## Problem to work on
Transcribe the records that follow, preserving every word.

## Records to use
---
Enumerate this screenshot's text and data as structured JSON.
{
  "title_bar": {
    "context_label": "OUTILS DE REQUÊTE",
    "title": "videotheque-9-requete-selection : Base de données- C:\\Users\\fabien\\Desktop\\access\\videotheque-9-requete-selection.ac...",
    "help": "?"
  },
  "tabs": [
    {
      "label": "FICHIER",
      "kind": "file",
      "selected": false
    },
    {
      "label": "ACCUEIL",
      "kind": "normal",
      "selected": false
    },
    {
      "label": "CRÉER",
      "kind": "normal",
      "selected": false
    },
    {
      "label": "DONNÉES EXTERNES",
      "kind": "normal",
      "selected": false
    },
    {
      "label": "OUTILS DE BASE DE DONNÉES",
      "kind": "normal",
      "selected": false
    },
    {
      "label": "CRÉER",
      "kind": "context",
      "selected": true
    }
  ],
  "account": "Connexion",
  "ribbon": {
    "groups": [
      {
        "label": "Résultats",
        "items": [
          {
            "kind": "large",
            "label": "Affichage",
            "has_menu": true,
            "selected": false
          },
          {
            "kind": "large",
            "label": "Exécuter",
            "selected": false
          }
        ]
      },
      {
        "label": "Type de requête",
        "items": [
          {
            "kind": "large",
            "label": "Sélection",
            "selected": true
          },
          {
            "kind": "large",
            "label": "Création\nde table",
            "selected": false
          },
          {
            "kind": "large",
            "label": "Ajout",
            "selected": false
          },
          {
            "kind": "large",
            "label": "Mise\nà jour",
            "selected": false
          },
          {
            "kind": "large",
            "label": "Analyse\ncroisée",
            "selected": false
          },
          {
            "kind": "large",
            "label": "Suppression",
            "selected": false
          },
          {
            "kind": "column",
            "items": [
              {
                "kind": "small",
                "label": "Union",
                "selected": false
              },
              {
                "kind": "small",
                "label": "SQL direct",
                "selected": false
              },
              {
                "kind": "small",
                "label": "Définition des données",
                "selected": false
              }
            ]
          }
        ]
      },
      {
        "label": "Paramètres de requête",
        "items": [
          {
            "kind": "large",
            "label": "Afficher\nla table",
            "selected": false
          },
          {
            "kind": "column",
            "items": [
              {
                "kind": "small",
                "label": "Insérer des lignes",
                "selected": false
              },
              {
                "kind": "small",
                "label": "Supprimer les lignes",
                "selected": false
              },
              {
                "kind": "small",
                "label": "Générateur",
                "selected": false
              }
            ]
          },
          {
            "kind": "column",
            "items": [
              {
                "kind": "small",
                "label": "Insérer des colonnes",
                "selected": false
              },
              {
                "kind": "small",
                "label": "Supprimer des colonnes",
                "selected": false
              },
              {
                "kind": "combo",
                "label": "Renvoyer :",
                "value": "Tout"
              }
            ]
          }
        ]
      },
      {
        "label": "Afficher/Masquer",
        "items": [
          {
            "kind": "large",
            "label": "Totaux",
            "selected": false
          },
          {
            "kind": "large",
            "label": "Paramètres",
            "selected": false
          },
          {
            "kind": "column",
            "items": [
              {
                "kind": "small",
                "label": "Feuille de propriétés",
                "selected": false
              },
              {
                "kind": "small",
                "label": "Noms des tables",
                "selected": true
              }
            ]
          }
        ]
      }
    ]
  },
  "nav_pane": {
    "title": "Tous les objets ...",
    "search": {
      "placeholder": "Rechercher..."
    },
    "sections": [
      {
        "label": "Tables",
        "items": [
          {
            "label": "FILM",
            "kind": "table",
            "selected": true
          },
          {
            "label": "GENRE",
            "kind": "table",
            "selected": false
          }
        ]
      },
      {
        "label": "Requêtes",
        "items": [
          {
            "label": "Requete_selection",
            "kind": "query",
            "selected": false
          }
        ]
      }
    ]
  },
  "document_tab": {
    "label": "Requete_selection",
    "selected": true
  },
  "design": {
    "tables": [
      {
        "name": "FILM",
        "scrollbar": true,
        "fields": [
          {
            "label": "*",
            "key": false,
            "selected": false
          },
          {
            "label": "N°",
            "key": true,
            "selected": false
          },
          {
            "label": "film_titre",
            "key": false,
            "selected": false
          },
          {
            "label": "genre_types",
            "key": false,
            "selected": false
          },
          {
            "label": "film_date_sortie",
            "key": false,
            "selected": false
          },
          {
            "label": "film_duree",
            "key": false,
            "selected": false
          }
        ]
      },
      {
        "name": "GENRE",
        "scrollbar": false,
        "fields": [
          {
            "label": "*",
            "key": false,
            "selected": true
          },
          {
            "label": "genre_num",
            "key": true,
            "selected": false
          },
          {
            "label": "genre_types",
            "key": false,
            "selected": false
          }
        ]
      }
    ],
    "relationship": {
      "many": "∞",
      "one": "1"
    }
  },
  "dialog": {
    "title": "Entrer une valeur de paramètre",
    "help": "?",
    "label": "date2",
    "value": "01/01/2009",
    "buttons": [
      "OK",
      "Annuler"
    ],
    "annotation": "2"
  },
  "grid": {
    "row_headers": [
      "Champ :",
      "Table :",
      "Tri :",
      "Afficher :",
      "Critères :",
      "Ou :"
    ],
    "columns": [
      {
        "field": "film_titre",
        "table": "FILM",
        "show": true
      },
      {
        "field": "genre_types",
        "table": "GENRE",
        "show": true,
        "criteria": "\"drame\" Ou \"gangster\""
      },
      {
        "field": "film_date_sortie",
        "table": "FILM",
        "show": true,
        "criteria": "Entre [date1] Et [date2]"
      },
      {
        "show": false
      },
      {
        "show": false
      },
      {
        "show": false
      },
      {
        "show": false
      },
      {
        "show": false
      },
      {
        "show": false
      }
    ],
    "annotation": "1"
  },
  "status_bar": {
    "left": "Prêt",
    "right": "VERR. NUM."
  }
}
---
## Solution
Enumerate this screenshot's text and data as structured JSON.
{
  "title_bar": {
    "context_label": "OUTILS DE REQUÊTE",
    "title": "videotheque-9-requete-selection : Base de données- C:\\Users\\fabien\\Desktop\\access\\videotheque-9-requete-selection.ac...",
    "help": "?"
  },
  "tabs": [
    {
      "label": "FICHIER",
      "kind": "file",
      "selected": false
    },
    {
      "label": "ACCUEIL",
      "kind": "normal",
      "selected": false
    },
    {
      "label": "CRÉER",
      "kind": "normal",
      "selected": false
    },
    {
      "label": "DONNÉES EXTERNES",
      "kind": "normal",
      "selected": false
    },
    {
      "label": "OUTILS DE BASE DE DONNÉES",
      "kind": "normal",
      "selected": false
    },
    {
      "label": "CRÉER",
      "kind": "context",
      "selected": true
    }
  ],
  "account": "Connexion",
  "ribbon": {
    "groups": [
      {
        "label": "Résultats",
        "items": [
          {
            "kind": "large",
            "label": "Affichage",
            "has_menu": true,
            "selected": false
          },
          {
            "kind": "large",
            "label": "Exécuter",
            "selected": false
          }
        ]
      },
      {
        "label": "Type de requête",
        "items": [
          {
            "kind": "large",
            "label": "Sélection",
            "selected": true
          },
          {
            "kind": "large",
            "label": "Création\nde table",
            "selected": false
          },
          {
            "kind": "large",
            "label": "Ajout",
            "selected": false
          },
          {
            "kind": "large",
            "label": "Mise\nà jour",
            "selected": false
          },
          {
            "kind": "large",
            "label": "Analyse\ncroisée",
            "selected": false
          },
          {
            "kind": "large",
            "label": "Suppression",
            "selected": false
          },
          {
            "kind": "column",
            "items": [
              {
                "kind": "small",
                "label": "Union",
                "selected": false
              },
              {
                "kind": "small",
                "label": "SQL direct",
                "selected": false
              },
              {
                "kind": "small",
                "label": "Définition des données",
                "selected": false
              }
            ]
          }
        ]
      },
      {
        "label": "Paramètres de requête",
        "items": [
          {
            "kind": "large",
            "label": "Afficher\nla table",
            "selected": false
          },
          {
            "kind": "column",
            "items": [
              {
                "kind": "small",
                "label": "Insérer des lignes",
                "selected": false
              },
              {
                "kind": "small",
                "label": "Supprimer les lignes",
                "selected": false
              },
              {
                "kind": "small",
                "label": "Générateur",
                "selected": false
              }
            ]
          },
          {
            "kind": "column",
            "items": [
              {
                "kind": "small",
                "label": "Insérer des colonnes",
                "selected": false
              },
              {
                "kind": "small",
                "label": "Supprimer des colonnes",
                "selected": false
              },
              {
                "kind": "combo",
                "label": "Renvoyer :",
                "value": "Tout"
              }
            ]
          }
        ]
      },
      {
        "label": "Afficher/Masquer",
        "items": [
          {
            "kind": "large",
            "label": "Totaux",
            "selected": false
          },
          {
            "kind": "large",
            "label": "Paramètres",
            "selected": false
          },
          {
            "kind": "column",
            "items": [
              {
                "kind": "small",
                "label": "Feuille de propriétés",
                "selected": false
              },
              {
                "kind": "small",
                "label": "Noms des tables",
                "selected": true
              }
            ]
          }
        ]
      }
    ]
  },
  "nav_pane": {
    "title": "Tous les objets ...",
    "search": {
      "placeholder": "Rechercher..."
    },
    "sections": [
      {
        "label": "Tables",
        "items": [
          {
            "label": "FILM",
            "kind": "table",
            "selected": true
          },
          {
            "label": "GENRE",
            "kind": "table",
            "selected": false
          }
        ]
      },
      {
        "label": "Requêtes",
        "items": [
          {
            "label": "Requete_selection",
            "kind": "query",
            "selected": false
          }
        ]
      }
    ]
  },
  "document_tab": {
    "label": "Requete_selection",
    "selected": true
  },
  "design": {
    "tables": [
      {
        "name": "FILM",
        "scrollbar": true,
        "fields": [
          {
            "label": "*",
            "key": false,
            "selected": false
          },
          {
            "label": "N°",
            "key": true,
            "selected": false
          },
          {
            "label": "film_titre",
            "key": false,
            "selected": false
          },
          {
            "label": "genre_types",
            "key": false,
            "selected": false
          },
          {
            "label": "film_date_sortie",
            "key": false,
            "selected": false
          },
          {
            "label": "film_duree",
            "key": false,
            "selected": false
          }
        ]
      },
      {
        "name": "GENRE",
        "scrollbar": false,
        "fields": [
          {
            "label": "*",
            "key": false,
            "selected": true
          },
          {
            "label": "genre_num",
            "key": true,
            "selected": false
          },
          {
            "label": "genre_types",
            "key": false,
            "selected": false
          }
        ]
      }
    ],
    "relationship": {
      "many": "∞",
      "one": "1"
    }
  },
  "dialog": {
    "title": "Entrer une valeur de paramètre",
    "help": "?",
    "label": "date2",
    "value": "01/01/2009",
    "buttons": [
      "OK",
      "Annuler"
    ],
    "annotation": "2"
  },
  "grid": {
    "row_headers": [
      "Champ :",
      "Table :",
      "Tri :",
      "Afficher :",
      "Critères :",
      "Ou :"
    ],
    "columns": [
      {
        "field": "film_titre",
        "table": "FILM",
        "show": true
      },
      {
        "field": "genre_types",
        "table": "GENRE",
        "show": true,
        "criteria": "\"drame\" Ou \"gangster\""
      },
      {
        "field": "film_date_sortie",
        "table": "FILM",
        "show": true,
        "criteria": "Entre [date1] Et [date2]"
      },
      {
        "show": false
      },
      {
        "show": false
      },
      {
        "show": false
      },
      {
        "show": false
      },
      {
        "show": false
      },
      {
        "show": false
      }
    ],
    "annotation": "1"
  },
  "status_bar": {
    "left": "Prêt",
    "right": "VERR. NUM."
  }
}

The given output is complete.